[start]

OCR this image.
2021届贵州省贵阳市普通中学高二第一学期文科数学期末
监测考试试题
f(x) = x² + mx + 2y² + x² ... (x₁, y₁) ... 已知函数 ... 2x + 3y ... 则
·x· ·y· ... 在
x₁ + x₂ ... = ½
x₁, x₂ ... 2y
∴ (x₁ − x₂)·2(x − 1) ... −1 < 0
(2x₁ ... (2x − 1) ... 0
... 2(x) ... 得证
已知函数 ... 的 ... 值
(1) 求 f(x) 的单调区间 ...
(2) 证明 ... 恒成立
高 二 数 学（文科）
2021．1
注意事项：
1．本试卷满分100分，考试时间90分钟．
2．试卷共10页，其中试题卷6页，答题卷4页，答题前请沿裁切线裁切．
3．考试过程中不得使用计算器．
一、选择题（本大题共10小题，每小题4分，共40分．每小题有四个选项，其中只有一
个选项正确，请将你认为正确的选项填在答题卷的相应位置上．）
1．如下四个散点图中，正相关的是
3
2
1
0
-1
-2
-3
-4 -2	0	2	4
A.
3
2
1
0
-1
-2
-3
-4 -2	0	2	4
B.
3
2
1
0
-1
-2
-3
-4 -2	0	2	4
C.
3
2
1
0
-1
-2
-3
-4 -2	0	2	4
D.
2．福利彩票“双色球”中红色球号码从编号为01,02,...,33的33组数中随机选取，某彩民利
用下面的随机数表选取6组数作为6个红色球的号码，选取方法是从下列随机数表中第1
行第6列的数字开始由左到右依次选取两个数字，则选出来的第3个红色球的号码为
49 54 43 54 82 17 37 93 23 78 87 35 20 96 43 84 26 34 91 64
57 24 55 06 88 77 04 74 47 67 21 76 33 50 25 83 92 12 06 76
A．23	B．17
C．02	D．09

[end]

[WRITTEN TASK]
Word for word, quote all of the data above.

[REPLY TO THE TASK]
OCR this image.
2021届贵州省贵阳市普通中学高二第一学期文科数学期末
监测考试试题
f(x) = x² + mx + 2y² + x² ... (x₁, y₁) ... 已知函数 ... 2x + 3y ... 则
·x· ·y· ... 在
x₁ + x₂ ... = ½
x₁, x₂ ... 2y
∴ (x₁ − x₂)·2(x − 1) ... −1 < 0
(2x₁ ... (2x − 1) ... 0
... 2(x) ... 得证
已知函数 ... 的 ... 值
(1) 求 f(x) 的单调区间 ...
(2) 证明 ... 恒成立
高 二 数 学（文科）
2021．1
注意事项：
1．本试卷满分100分，考试时间90分钟．
2．试卷共10页，其中试题卷6页，答题卷4页，答题前请沿裁切线裁切．
3．考试过程中不得使用计算器．
一、选择题（本大题共10小题，每小题4分，共40分．每小题有四个选项，其中只有一
个选项正确，请将你认为正确的选项填在答题卷的相应位置上．）
1．如下四个散点图中，正相关的是
3
2
1
0
-1
-2
-3
-4 -2	0	2	4
A.
3
2
1
0
-1
-2
-3
-4 -2	0	2	4
B.
3
2
1
0
-1
-2
-3
-4 -2	0	2	4
C.
3
2
1
0
-1
-2
-3
-4 -2	0	2	4
D.
2．福利彩票“双色球”中红色球号码从编号为01,02,...,33的33组数中随机选取，某彩民利
用下面的随机数表选取6组数作为6个红色球的号码，选取方法是从下列随机数表中第1
行第6列的数字开始由左到右依次选取两个数字，则选出来的第3个红色球的号码为
49 54 43 54 82 17 37 93 23 78 87 35 20 96 43 84 26 34 91 64
57 24 55 06 88 77 04 74 47 67 21 76 33 50 25 83 92 12 06 76
A．23	B．17
C．02	D．09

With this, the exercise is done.